> Task description
Write down each entry again, exactly as it reads.

> Provided records
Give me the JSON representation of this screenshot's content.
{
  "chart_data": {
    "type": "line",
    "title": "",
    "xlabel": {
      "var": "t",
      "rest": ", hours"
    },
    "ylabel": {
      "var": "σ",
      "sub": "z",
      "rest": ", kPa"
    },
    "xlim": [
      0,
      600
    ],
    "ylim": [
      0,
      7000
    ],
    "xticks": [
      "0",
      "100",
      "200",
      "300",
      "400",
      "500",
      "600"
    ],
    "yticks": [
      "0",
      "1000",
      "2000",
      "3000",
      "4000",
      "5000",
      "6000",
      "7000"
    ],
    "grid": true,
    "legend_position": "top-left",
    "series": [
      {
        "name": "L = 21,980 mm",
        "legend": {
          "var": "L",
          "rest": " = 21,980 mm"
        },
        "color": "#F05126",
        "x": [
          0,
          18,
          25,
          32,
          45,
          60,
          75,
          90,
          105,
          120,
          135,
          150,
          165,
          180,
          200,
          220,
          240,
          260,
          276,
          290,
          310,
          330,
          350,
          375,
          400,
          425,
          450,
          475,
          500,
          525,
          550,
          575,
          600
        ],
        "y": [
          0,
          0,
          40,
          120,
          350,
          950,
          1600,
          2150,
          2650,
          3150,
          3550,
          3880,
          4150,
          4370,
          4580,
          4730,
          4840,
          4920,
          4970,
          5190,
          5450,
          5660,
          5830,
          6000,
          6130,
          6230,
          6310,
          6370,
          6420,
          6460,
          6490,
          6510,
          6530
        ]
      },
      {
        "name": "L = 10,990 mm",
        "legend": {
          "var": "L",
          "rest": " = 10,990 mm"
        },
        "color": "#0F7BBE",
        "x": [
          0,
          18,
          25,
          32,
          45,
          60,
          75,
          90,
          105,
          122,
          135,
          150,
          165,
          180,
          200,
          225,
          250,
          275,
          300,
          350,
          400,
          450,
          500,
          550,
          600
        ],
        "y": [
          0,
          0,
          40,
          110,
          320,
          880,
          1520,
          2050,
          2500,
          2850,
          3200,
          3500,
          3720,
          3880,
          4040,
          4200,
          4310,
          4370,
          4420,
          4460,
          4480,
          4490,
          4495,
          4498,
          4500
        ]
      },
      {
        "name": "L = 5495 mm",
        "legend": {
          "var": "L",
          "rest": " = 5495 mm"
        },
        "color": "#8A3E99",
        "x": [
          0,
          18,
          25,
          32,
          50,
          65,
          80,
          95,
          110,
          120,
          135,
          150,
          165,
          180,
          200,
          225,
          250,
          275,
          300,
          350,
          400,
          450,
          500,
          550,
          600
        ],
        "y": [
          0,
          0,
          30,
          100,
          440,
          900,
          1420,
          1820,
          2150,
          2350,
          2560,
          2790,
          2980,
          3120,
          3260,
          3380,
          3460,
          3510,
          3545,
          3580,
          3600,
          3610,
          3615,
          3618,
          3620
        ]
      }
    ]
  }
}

> The result
Give me the JSON representation of this screenshot's content.
{
  "chart_data": {
    "type": "line",
    "title": "",
    "xlabel": {
      "var": "t",
      "rest": ", hours"
    },
    "ylabel": {
      "var": "σ",
      "sub": "z",
      "rest": ", kPa"
    },
    "xlim": [
      0,
      600
    ],
    "ylim": [
      0,
      7000
    ],
    "xticks": [
      "0",
      "100",
      "200",
      "300",
      "400",
      "500",
      "600"
    ],
    "yticks": [
      "0",
      "1000",
      "2000",
      "3000",
      "4000",
      "5000",
      "6000",
      "7000"
    ],
    "grid": true,
    "legend_position": "top-left",
    "series": [
      {
        "name": "L = 21,980 mm",
        "legend": {
          "var": "L",
          "rest": " = 21,980 mm"
        },
        "color": "#F05126",
        "x": [
          0,
          18,
          25,
          32,
          45,
          60,
          75,
          90,
          105,
          120,
          135,
          150,
          165,
          180,
          200,
          220,
          240,
          260,
          276,
          290,
          310,
          330,
          350,
          375,
          400,
          425,
          450,
          475,
          500,
          525,
          550,
          575,
          600
        ],
        "y": [
          0,
          0,
          40,
          120,
          350,
          950,
          1600,
          2150,
          2650,
          3150,
          3550,
          3880,
          4150,
          4370,
          4580,
          4730,
          4840,
          4920,
          4970,
          5190,
          5450,
          5660,
          5830,
          6000,
          6130,
          6230,
          6310,
          6370,
          6420,
          6460,
          6490,
          6510,
          6530
        ]
      },
      {
        "name": "L = 10,990 mm",
        "legend": {
          "var": "L",
          "rest": " = 10,990 mm"
        },
        "color": "#0F7BBE",
        "x": [
          0,
          18,
          25,
          32,
          45,
          60,
          75,
          90,
          105,
          122,
          135,
          150,
          165,
          180,
          200,
          225,
          250,
          275,
          300,
          350,
          400,
          450,
          500,
          550,
          600
        ],
        "y": [
          0,
          0,
          40,
          110,
          320,
          880,
          1520,
          2050,
          2500,
          2850,
          3200,
          3500,
          3720,
          3880,
          4040,
          4200,
          4310,
          4370,
          4420,
          4460,
          4480,
          4490,
          4495,
          4498,
          4500
        ]
      },
      {
        "name": "L = 5495 mm",
        "legend": {
          "var": "L",
          "rest": " = 5495 mm"
        },
        "color": "#8A3E99",
        "x": [
          0,
          18,
          25,
          32,
          50,
          65,
          80,
          95,
          110,
          120,
          135,
          150,
          165,
          180,
          200,
          225,
          250,
          275,
          300,
          350,
          400,
          450,
          500,
          550,
          600
        ],
        "y": [
          0,
          0,
          30,
          100,
          440,
          900,
          1420,
          1820,
          2150,
          2350,
          2560,
          2790,
          2980,
          3120,
          3260,
          3380,
          3460,
          3510,
          3545,
          3580,
          3600,
          3610,
          3615,
          3618,
          3620
        ]
      }
    ]
  }
}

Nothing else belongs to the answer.